■ The request ■
List each line of the data in which the string "content" appears.

■ Task inputs ■
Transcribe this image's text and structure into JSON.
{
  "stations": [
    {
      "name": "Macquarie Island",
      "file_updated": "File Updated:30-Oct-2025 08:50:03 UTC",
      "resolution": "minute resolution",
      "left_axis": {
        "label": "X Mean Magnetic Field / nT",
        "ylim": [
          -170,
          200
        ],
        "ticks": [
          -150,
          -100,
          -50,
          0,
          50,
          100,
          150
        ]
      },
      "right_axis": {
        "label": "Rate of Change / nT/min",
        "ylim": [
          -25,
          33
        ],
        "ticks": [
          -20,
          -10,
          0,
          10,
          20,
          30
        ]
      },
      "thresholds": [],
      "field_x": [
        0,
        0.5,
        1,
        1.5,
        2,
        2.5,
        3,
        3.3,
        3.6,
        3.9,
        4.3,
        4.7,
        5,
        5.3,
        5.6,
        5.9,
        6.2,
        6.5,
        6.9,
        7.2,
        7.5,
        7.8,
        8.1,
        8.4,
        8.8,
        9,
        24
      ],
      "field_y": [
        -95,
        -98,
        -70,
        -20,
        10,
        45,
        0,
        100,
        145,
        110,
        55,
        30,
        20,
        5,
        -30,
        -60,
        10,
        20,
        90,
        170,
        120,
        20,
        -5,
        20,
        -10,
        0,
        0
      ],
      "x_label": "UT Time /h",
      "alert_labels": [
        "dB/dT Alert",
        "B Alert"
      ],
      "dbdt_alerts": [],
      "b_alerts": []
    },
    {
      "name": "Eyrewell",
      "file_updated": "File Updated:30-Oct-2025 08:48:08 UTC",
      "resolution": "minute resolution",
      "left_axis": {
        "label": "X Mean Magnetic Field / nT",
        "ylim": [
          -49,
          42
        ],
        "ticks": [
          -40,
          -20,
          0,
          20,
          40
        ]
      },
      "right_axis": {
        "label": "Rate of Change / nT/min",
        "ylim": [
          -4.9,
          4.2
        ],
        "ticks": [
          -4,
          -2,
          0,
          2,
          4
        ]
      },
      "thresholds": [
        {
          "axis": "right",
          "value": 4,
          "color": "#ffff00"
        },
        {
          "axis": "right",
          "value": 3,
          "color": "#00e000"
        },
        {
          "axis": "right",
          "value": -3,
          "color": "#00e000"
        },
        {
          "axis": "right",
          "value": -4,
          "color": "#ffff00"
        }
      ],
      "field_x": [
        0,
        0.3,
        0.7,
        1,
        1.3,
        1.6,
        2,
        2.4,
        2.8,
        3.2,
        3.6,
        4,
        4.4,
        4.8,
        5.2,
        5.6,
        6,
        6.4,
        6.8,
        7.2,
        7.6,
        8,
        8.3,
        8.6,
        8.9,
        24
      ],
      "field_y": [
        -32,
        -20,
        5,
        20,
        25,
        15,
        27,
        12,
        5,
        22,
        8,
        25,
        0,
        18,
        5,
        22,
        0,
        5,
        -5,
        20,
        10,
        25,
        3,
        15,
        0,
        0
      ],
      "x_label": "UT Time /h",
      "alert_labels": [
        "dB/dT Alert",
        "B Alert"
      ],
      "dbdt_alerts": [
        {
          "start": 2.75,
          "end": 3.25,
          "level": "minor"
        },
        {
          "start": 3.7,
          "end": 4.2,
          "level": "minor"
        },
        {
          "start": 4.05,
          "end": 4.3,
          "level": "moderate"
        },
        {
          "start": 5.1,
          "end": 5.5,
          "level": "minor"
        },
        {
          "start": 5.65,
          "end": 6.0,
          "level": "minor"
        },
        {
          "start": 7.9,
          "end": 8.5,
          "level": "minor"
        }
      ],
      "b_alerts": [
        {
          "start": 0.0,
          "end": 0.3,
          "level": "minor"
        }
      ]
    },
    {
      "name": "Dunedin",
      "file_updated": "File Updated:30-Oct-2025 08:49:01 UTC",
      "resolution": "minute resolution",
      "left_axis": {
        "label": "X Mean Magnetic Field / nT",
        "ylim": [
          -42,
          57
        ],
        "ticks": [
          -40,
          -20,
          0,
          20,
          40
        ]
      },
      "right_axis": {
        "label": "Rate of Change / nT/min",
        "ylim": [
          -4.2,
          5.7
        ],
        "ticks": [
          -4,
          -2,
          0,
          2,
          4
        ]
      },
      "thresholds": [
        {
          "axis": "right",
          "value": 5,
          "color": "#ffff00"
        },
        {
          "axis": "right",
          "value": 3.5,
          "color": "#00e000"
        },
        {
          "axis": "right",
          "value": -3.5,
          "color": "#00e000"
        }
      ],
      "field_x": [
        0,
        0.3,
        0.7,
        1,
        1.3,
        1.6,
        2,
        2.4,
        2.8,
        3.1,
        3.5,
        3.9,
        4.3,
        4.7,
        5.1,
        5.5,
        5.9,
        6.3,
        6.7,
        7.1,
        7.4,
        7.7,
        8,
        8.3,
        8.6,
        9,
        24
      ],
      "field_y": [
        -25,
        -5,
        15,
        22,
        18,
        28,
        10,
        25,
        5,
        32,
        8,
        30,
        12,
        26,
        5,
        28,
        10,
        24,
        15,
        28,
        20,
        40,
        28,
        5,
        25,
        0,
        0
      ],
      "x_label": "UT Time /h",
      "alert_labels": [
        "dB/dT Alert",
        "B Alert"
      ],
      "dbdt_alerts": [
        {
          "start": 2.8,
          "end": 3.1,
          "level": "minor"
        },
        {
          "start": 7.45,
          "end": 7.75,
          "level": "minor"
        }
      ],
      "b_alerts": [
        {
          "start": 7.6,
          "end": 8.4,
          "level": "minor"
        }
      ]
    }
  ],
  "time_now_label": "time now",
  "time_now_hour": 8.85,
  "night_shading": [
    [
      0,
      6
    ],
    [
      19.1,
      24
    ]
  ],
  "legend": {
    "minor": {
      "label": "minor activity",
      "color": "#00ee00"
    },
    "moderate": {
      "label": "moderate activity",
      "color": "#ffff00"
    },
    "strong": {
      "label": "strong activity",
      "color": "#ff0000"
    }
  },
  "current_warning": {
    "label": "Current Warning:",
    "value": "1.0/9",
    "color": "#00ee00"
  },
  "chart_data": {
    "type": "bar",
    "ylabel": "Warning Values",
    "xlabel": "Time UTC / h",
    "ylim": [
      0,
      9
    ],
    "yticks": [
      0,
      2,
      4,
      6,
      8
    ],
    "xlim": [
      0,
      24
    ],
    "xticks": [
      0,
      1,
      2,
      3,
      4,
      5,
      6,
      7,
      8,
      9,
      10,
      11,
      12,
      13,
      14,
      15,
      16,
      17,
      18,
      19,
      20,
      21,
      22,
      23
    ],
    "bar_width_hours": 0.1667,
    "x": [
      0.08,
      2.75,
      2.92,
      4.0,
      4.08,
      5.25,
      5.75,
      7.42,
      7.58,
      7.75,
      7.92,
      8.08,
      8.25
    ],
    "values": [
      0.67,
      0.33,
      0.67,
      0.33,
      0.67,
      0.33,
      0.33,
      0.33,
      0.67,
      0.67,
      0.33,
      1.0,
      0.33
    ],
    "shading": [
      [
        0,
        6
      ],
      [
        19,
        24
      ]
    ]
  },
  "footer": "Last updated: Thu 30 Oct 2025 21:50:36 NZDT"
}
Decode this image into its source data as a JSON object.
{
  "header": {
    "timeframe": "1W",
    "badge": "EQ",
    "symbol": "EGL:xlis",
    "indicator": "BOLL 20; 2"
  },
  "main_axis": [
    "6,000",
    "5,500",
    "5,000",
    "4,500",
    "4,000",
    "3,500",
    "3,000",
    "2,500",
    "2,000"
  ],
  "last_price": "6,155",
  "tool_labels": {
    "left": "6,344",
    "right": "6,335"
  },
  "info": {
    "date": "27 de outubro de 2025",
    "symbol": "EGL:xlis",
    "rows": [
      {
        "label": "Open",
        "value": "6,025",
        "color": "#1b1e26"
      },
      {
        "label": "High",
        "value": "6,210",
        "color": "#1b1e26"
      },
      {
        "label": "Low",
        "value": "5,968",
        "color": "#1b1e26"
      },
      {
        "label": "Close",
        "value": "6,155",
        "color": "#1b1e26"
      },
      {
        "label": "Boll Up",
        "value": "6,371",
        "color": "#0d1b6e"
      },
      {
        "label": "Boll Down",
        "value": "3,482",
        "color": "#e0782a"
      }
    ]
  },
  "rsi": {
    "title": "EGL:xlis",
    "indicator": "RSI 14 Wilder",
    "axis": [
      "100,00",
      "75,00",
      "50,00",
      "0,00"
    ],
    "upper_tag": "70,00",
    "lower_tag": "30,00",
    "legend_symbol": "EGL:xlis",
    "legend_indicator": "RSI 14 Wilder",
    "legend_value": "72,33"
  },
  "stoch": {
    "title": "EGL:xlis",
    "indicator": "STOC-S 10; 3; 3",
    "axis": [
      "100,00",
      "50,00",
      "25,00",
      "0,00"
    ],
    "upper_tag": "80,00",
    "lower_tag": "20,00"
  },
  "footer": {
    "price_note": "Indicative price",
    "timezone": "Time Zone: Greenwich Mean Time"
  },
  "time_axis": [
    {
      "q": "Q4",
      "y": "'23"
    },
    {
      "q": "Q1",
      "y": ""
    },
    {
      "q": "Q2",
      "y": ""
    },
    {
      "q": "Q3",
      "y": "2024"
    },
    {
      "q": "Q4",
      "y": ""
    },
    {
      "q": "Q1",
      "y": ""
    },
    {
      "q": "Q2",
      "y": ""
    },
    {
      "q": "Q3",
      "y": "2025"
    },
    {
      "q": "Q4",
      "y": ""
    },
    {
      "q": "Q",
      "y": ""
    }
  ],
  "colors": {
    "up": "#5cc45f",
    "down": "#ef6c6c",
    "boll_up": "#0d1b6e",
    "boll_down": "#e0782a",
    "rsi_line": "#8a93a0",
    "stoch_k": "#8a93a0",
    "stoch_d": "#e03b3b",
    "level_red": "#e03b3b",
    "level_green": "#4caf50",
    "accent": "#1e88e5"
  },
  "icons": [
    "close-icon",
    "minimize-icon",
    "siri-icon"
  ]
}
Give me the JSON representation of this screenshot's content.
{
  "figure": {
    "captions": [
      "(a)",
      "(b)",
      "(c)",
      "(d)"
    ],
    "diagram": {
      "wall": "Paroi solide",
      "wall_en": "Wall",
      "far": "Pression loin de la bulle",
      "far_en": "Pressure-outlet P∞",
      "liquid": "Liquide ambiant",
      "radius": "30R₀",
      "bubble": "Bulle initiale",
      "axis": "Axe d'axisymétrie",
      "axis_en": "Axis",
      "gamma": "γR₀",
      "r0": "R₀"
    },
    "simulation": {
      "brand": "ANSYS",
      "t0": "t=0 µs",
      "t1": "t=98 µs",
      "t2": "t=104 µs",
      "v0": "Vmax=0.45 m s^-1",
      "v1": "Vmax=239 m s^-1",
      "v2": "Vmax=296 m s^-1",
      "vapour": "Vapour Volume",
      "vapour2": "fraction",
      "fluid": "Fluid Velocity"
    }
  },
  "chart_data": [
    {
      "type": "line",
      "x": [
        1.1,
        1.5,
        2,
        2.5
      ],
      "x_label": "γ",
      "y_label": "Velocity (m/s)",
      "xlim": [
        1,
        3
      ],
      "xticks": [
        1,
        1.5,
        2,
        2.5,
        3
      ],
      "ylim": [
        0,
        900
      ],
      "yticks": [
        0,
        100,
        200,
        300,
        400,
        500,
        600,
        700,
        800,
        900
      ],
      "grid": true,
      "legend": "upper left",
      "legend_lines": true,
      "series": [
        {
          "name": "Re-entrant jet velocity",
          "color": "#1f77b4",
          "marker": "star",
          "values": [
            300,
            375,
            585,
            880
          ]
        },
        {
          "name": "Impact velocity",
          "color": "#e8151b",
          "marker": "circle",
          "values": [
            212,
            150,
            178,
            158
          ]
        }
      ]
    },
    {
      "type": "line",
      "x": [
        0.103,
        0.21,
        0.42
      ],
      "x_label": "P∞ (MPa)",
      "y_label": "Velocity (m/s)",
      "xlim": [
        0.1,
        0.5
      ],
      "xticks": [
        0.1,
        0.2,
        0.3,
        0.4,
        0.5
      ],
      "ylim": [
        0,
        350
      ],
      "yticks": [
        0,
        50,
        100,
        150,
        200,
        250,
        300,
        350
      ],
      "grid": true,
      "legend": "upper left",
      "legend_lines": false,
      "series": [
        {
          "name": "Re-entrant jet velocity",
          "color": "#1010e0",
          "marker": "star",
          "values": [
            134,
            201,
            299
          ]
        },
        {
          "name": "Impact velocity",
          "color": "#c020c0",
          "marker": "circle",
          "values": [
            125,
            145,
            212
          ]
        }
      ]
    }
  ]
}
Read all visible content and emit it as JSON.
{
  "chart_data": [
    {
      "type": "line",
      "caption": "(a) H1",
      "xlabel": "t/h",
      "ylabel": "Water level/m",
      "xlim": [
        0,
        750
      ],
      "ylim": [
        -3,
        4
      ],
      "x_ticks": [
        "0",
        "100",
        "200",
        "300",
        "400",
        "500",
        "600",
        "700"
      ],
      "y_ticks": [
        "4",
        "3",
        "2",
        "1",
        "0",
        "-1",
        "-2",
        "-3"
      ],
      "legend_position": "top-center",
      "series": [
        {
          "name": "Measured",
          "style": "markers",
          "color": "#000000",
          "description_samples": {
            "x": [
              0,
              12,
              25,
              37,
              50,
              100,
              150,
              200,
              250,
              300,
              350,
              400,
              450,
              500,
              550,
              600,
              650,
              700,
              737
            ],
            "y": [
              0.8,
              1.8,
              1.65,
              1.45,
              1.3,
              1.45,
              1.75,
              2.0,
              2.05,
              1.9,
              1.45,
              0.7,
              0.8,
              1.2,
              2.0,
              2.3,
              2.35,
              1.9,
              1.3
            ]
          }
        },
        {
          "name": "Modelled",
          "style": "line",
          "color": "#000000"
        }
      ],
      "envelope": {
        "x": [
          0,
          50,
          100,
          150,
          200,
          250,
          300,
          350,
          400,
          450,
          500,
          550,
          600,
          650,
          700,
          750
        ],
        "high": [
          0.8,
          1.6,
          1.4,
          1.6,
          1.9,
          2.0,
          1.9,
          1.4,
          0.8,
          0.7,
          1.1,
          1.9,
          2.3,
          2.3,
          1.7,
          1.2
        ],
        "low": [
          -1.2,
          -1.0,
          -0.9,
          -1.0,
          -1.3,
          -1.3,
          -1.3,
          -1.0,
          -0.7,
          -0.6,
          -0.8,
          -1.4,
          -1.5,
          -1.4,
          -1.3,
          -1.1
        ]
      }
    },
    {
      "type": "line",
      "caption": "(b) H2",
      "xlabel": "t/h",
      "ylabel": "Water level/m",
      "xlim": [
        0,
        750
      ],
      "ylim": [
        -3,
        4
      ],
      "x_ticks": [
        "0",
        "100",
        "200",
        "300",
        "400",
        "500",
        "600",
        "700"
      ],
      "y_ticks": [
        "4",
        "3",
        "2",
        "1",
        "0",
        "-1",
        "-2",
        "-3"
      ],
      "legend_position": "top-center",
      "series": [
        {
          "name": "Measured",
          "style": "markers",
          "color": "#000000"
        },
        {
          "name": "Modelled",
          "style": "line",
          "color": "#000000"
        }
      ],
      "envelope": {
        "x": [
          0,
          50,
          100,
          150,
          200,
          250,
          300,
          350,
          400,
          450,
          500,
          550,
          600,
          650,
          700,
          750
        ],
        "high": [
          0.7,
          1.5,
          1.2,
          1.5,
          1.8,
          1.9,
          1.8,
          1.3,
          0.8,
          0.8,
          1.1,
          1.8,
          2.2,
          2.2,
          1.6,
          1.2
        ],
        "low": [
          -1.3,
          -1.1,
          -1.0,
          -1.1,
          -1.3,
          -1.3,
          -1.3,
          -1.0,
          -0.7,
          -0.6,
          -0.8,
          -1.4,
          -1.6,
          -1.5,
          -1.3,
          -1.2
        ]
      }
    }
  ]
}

■ Reply to the task ■
Give me the JSON representation of this screenshot's content.
Read all visible content and emit it as JSON.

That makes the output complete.